-- Direction --
Tally the lines below that contain "multiple". The number is the whole answer.

start Dataset

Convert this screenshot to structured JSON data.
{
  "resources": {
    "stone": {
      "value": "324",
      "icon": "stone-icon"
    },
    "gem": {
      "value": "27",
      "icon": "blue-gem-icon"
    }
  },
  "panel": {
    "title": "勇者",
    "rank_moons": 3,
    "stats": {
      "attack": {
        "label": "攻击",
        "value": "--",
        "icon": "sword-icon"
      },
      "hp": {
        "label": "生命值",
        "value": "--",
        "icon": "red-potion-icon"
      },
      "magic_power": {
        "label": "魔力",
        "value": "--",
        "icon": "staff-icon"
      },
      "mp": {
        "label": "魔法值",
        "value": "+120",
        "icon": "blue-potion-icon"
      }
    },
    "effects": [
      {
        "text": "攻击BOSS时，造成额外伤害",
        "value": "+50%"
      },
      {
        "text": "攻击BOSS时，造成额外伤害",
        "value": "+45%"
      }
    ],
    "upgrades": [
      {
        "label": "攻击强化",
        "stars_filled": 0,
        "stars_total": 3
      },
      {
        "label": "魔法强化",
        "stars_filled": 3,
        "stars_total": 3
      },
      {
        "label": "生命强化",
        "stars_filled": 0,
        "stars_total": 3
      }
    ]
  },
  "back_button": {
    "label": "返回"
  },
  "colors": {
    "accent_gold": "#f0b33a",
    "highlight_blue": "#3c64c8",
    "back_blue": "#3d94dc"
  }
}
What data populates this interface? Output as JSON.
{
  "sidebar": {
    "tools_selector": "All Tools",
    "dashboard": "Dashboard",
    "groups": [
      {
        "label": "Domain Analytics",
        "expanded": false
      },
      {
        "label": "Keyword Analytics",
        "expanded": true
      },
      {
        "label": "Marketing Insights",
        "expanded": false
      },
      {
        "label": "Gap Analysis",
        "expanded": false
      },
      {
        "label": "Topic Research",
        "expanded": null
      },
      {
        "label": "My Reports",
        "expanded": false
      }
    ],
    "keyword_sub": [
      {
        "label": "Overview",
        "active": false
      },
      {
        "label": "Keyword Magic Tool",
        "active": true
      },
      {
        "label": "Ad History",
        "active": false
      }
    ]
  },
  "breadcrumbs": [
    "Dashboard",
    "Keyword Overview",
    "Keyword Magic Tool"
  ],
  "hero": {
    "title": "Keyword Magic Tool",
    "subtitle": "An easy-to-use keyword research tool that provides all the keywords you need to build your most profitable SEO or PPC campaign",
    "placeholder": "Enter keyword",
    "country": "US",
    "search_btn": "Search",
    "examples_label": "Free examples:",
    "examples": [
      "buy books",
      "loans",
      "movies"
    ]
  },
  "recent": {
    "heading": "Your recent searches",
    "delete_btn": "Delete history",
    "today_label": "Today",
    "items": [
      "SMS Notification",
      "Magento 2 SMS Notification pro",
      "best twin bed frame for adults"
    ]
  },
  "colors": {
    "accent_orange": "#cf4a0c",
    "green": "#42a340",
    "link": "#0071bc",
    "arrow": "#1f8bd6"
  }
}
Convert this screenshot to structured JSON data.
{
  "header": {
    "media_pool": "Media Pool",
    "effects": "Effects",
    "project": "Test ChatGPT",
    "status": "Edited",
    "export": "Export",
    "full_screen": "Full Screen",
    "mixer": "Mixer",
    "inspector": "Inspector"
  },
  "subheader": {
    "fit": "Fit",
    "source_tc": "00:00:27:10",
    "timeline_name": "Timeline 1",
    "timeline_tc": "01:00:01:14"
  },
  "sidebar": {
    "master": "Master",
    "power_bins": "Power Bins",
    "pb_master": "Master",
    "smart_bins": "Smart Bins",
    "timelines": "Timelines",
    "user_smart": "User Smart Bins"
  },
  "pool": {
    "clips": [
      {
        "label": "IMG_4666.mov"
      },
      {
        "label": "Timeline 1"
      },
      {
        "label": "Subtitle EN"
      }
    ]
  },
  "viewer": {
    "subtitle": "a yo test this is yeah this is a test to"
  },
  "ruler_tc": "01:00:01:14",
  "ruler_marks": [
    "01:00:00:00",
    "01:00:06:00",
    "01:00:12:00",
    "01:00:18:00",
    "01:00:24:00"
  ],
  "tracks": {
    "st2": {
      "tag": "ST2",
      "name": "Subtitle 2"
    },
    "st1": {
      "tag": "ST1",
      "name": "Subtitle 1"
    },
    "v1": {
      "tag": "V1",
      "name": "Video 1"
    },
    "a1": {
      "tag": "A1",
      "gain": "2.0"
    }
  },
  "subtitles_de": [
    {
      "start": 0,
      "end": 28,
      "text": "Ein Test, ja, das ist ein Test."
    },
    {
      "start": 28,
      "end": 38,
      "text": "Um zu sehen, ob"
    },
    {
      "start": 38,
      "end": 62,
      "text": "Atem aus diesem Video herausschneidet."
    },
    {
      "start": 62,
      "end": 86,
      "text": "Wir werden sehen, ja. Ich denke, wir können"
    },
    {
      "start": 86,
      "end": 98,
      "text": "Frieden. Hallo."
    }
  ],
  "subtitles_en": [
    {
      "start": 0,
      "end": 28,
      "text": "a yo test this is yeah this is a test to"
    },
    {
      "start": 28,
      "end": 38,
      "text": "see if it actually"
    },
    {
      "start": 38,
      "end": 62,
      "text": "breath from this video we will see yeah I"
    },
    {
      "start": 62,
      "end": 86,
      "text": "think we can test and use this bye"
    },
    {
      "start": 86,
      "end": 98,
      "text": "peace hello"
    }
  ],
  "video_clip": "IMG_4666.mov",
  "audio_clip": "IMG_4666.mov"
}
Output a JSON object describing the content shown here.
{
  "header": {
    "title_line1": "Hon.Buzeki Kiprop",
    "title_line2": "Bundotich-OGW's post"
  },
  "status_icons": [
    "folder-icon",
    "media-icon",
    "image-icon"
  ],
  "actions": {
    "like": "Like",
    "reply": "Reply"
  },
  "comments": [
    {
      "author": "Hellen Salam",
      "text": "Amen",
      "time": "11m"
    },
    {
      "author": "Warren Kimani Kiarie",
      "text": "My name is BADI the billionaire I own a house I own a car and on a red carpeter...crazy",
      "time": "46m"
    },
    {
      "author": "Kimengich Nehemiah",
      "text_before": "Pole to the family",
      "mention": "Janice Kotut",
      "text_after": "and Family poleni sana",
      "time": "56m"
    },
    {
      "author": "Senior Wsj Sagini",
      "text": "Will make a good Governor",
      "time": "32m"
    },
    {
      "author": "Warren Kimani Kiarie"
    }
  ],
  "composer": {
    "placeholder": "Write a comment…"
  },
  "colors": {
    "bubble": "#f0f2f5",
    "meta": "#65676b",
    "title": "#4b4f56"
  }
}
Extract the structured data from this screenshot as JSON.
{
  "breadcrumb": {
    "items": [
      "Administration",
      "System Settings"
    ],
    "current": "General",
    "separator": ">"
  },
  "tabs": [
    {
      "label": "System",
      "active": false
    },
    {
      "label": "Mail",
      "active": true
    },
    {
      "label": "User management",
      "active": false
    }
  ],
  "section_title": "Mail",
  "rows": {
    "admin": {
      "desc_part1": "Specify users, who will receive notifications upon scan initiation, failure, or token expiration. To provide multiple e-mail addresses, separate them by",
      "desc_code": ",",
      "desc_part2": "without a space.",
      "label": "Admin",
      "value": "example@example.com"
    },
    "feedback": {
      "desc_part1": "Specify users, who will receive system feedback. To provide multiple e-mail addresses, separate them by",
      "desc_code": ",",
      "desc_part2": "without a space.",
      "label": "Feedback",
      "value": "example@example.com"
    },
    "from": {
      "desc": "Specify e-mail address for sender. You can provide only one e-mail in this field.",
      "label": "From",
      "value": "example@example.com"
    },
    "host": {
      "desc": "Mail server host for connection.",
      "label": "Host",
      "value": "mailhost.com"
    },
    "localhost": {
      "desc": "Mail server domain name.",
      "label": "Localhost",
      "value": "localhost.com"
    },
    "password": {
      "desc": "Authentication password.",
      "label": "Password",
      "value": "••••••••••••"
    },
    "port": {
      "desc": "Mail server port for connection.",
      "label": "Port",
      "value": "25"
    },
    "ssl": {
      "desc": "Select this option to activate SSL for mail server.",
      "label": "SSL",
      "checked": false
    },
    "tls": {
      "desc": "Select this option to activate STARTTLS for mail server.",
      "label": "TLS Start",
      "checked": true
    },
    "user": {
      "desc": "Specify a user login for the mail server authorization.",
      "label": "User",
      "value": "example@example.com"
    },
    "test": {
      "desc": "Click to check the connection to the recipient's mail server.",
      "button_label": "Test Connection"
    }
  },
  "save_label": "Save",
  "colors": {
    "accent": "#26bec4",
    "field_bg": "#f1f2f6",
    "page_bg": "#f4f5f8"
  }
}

end Dataset

-- The output --
2